Question

A question on redox equations please?

Write down the overall redox equations for the following:
(a) Acidified potassium dichromate oxidising sulphur dioxide to the sulphate ion.
oxidation 1/2:
reduction 1/2:
overall ionic equation:

Answer 1

Which one undergoes oxidation - K2Cr2O7 or SO2?

Answer 2

I think the SO2... I'm not sure. I've never done any questions formatted like this...

Answer 3

Yup.
So, for oxidation, you'll have to write an equation for SO2.
Now, SO2 will form SO4^-2
\[SO_2 \rightarrow SO_4^{2-}\]Can you balance the equation?

Answer 4

Would it be...

Answer 5

Yes?

Answer 6

SO2 + H2O --> SO4(2-) + 2H(+)

Answer 7

Oh wait the oxygens aren't balanced

Answer 8

SO2 + 2H2O --> SO4(2-) + 4H(+) + 2e(-)

----

§ **Given task 1**: In the redox thread, why was the equation posted in Answer 6 replaced by a different one?
§ **Given task 2**:
Answer these from the redox thread:
(a) What substance oxidizes sulphur dioxide in the exercise?
(b) According to Answer 3, what does SO2 form?
(c) Which three equations does the exercise ask for?
§ **Given task 3**: Continue the redox thread after its final post.

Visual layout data

----

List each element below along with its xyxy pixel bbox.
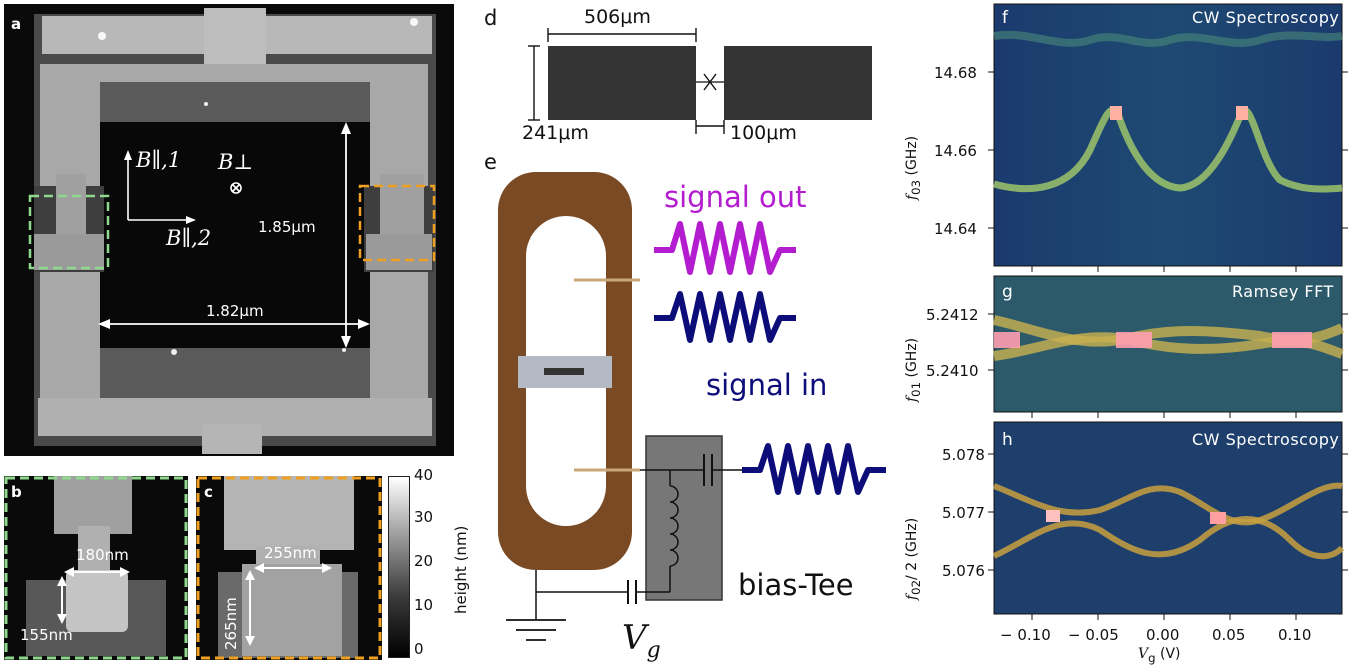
xtick-4: 0.05: [1212, 626, 1246, 644]
spectroscopy-plots: [988, 3, 1348, 620]
signal-in-label: signal in: [706, 368, 828, 402]
afm-zoom-c-graphic: [196, 476, 382, 660]
chip-diagram: [528, 28, 872, 134]
chip-length-label: 506μm: [584, 6, 651, 28]
bias-tee-label: bias-Tee: [738, 568, 854, 602]
plot-h-title: CW Spectroscopy: [1192, 430, 1340, 449]
h-ytick-3: 5.076: [942, 562, 985, 580]
x-axis-label: Vg (V): [1138, 646, 1181, 665]
afm-zoom-b-graphic: [4, 476, 188, 660]
afm-zoom-c: [196, 476, 382, 660]
colorbar-tick-30: 30: [414, 508, 434, 526]
f-ytick-3: 14.64: [934, 220, 977, 238]
width-dimension-label: 1.82μm: [206, 302, 264, 320]
xtick-2: − 0.05: [1068, 626, 1119, 644]
g-ytick-2: 5.2410: [926, 362, 979, 380]
circuit-diagram: [498, 172, 886, 641]
colorbar-tick-10: 10: [414, 596, 434, 614]
f-ytick-1: 14.68: [934, 64, 977, 82]
panel-letter-b: b: [11, 483, 22, 501]
colorbar-label: height (nm): [452, 525, 470, 614]
b-height-label: 155nm: [20, 626, 73, 644]
gate-voltage-label: Vg: [622, 618, 661, 663]
colorbar-tick-20: 20: [414, 552, 434, 570]
g-ytick-1: 5.2412: [926, 306, 979, 324]
panel-letter-e: e: [484, 150, 497, 174]
f-ytick-2: 14.66: [934, 142, 977, 160]
panel-letter-d: d: [484, 6, 498, 30]
h-ytick-2: 5.077: [942, 504, 985, 522]
b-perp-label: B⊥: [218, 150, 254, 174]
xtick-3: 0.00: [1146, 626, 1180, 644]
chip-height-label: 241μm: [522, 122, 589, 144]
xtick-5: 0.10: [1278, 626, 1312, 644]
b-parallel-1-label: B∥,1: [136, 148, 182, 172]
panel-letter-h: h: [1002, 430, 1013, 450]
plot-f-title: CW Spectroscopy: [1192, 8, 1340, 27]
g-ylabel: f01 (GHz): [904, 337, 923, 402]
colorbar-tick-40: 40: [414, 466, 434, 484]
height-colorbar: [388, 476, 410, 658]
panel-letter-g: g: [1002, 282, 1013, 302]
colorbar-tick-0: 0: [414, 640, 424, 658]
h-ylabel: f02/ 2 (GHz): [904, 517, 923, 600]
panel-letter-c: c: [204, 483, 213, 501]
chip-gap-label: 100μm: [730, 122, 797, 144]
panel-letter-f: f: [1002, 8, 1008, 28]
c-width-label: 255nm: [264, 544, 317, 562]
afm-image-graphic: [4, 4, 454, 456]
h-ytick-1: 5.078: [942, 446, 985, 464]
height-dimension-label: 1.85μm: [258, 218, 316, 236]
b-width-label: 180nm: [76, 546, 129, 564]
xtick-1: − 0.10: [1000, 626, 1051, 644]
f-ylabel: f03 (GHz): [904, 135, 923, 200]
b-parallel-2-label: B∥,2: [166, 226, 212, 250]
afm-image-a: [4, 4, 454, 456]
panel-letter-a: a: [11, 15, 22, 33]
c-height-label: 265nm: [222, 597, 240, 650]
afm-zoom-b: [4, 476, 188, 660]
signal-out-label: signal out: [664, 180, 807, 214]
plot-g-title: Ramsey FFT: [1232, 282, 1334, 301]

----

§ **Output 1**: Answer 7 points out that the oxygens in SO2 + H2O --> SO4(2-) + 2H(+) aren't balanced. Answer 8 therefore uses 2H2O, with 4H(+) and 2e(-) on the right.

§ **Output 2**:
(a) Acidified potassium dichromate.
(b) SO4^-2, the sulphate ion.
(c) The oxidation half-equation, the reduction half-equation, and the overall ionic equation.

§ **Output 3**:
Answer 9

Is that correct @Callisto ? :S

Answer 10

Yes. Sorry.. My chrome had a fight with OS for a while :(

For reduction:
\[Cr_2O_7^{2-} \rightarrow Cr^{3+}\]Can you balance it?

Answer 11

Thanks, haha no problem :)

How do you know that the potassium dichromate reduces to the chromic ion?

Answer 12

*chromate ion

Well... there are some basic equations that I have to remember. Cr2O7 is one of them.

Answer 13

Oops, chromate. Oh okay, so it's something you memorise...

Answer 14

*Cr2O7 ^(2-)

Answer 15

Yup!

Answer 16

Dang! Ok I'm gonna try balancing it

Answer 17

In my exam, the electroreactivity series is not given, the equations of the redox reactions are not given. All I have to do is to memorize them.. in order..

Answer 18

Oh man that's so annoying!

Answer 19

Balance Cr on the right first. Then, balance the number of O

Answer 20

Ok thank you

Answer 21

Cr2O7(2-) + 14H(+) --> 2Cr(3+) + 7H2O

Answer 22

I'm confused about balancing the charges by adding electrons...

Answer 23

What's the total charge on the left?

Answer 24

Umm would it be +12?

Answer 25

Yes.
What about for the right?

Answer 26

+3

Answer 27

Not really.
There are TWO chromium(III) ions there

Sorry!! Cr^(3+) should be called as chromium(III) ion.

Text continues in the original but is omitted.